::: Stored data :::

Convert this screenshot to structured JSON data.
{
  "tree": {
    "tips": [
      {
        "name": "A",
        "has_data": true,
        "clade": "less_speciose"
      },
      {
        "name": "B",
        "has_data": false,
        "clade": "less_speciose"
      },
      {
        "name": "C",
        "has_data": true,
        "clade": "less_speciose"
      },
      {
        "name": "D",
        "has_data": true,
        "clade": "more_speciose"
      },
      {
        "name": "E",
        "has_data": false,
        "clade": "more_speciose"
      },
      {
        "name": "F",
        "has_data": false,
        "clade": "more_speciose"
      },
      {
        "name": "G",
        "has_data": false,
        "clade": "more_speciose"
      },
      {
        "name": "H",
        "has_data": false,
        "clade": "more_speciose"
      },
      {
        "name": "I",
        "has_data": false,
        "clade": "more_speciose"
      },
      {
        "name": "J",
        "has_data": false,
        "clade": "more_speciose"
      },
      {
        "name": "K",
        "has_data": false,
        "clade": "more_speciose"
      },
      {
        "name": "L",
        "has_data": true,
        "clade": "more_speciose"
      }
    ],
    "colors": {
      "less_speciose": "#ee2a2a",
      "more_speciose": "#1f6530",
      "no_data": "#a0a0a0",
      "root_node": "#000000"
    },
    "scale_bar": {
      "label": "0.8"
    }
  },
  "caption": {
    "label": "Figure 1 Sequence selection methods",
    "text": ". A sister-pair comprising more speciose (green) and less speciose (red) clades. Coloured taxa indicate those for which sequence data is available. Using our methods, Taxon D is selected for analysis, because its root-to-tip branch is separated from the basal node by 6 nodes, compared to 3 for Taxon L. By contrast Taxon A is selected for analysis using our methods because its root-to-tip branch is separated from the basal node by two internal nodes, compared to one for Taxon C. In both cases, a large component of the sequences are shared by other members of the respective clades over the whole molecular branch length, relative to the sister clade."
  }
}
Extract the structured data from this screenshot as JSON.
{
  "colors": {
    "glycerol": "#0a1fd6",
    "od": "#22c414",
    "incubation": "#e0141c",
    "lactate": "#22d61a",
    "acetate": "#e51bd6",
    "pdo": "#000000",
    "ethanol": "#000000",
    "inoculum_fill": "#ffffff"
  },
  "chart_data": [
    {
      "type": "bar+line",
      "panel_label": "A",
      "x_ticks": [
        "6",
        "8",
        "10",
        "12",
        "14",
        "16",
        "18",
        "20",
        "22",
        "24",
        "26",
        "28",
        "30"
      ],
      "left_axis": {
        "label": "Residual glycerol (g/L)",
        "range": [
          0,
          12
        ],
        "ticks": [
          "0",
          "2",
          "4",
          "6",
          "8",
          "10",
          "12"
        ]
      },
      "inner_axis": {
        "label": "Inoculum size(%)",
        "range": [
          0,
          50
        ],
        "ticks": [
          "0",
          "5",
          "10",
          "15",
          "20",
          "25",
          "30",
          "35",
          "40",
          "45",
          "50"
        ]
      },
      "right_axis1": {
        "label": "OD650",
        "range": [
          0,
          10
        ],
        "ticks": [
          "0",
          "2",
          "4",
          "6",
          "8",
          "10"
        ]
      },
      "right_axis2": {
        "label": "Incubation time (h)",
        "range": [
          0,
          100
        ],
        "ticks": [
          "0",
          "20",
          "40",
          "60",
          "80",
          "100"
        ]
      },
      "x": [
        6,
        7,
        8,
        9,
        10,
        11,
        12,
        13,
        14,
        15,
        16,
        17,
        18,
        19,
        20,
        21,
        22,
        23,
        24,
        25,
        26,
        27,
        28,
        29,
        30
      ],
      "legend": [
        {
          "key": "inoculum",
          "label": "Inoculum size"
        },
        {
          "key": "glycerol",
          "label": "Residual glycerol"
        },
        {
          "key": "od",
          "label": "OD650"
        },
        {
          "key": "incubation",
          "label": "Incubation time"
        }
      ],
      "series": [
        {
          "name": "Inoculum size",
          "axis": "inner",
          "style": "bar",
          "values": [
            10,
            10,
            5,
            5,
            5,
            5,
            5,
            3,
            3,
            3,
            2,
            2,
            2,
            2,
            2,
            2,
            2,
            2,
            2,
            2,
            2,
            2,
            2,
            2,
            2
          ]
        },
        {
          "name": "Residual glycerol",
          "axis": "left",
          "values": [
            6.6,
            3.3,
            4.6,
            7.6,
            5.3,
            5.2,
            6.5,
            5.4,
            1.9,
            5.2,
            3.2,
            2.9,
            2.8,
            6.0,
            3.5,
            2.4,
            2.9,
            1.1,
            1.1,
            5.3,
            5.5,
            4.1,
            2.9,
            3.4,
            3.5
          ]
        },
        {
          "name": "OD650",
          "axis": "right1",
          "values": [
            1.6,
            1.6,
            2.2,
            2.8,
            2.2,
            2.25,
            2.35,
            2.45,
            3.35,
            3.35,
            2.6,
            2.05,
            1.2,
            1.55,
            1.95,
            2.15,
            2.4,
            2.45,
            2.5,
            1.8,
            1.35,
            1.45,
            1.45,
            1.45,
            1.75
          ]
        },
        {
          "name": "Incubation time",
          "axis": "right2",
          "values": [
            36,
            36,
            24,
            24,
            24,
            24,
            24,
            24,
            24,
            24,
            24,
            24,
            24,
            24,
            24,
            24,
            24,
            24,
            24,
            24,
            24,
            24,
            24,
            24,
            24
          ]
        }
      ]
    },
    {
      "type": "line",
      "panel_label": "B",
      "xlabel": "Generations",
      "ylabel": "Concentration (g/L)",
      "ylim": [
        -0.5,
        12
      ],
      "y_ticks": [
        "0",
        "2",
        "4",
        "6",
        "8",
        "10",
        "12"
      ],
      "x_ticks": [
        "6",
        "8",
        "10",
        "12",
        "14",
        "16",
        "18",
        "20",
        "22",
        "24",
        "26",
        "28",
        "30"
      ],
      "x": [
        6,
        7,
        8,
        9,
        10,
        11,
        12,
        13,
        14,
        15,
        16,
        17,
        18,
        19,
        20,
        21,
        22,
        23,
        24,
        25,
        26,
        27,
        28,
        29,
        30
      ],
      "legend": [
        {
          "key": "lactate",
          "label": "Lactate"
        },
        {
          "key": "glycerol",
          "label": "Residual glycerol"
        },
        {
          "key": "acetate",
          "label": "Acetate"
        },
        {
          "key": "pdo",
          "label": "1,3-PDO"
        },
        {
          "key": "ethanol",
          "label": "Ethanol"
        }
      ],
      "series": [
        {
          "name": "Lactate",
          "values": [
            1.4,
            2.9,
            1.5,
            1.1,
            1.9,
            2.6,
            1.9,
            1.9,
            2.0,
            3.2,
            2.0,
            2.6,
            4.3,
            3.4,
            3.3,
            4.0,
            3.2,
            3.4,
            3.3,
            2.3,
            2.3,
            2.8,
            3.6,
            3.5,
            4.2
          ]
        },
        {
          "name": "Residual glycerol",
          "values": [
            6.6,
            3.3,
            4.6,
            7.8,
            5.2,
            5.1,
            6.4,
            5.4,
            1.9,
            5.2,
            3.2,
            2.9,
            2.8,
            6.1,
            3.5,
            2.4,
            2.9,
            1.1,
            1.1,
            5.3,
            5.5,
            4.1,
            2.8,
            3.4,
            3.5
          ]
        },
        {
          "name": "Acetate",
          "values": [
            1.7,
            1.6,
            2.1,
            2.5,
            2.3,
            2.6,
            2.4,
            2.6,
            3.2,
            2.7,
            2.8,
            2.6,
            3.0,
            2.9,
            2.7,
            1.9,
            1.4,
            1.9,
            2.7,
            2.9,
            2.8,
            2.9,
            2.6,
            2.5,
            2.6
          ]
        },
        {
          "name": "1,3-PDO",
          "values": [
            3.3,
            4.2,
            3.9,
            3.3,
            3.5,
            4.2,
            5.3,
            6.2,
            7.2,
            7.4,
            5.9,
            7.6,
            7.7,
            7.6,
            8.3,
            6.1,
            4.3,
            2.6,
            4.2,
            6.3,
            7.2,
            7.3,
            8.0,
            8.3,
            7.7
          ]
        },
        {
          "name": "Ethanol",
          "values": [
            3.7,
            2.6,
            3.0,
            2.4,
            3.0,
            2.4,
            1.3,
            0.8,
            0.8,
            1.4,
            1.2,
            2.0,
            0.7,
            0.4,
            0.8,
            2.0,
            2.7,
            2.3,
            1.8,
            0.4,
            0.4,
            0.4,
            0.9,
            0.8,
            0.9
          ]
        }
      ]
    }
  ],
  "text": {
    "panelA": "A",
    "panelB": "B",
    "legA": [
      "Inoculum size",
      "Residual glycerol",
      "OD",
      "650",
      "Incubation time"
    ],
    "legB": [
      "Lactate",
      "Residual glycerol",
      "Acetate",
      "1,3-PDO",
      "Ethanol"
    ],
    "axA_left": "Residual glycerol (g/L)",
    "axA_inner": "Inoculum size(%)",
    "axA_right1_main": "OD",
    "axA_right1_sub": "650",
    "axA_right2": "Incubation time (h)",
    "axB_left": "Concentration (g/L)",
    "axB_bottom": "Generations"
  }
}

:::

Objective> Please list every line of the records that contains "size".

In response>
        "label": "Inoculum size(%)",
          "label": "Inoculum size"
          "name": "Inoculum size",
      "Inoculum size",
    "axA_inner": "Inoculum size(%)",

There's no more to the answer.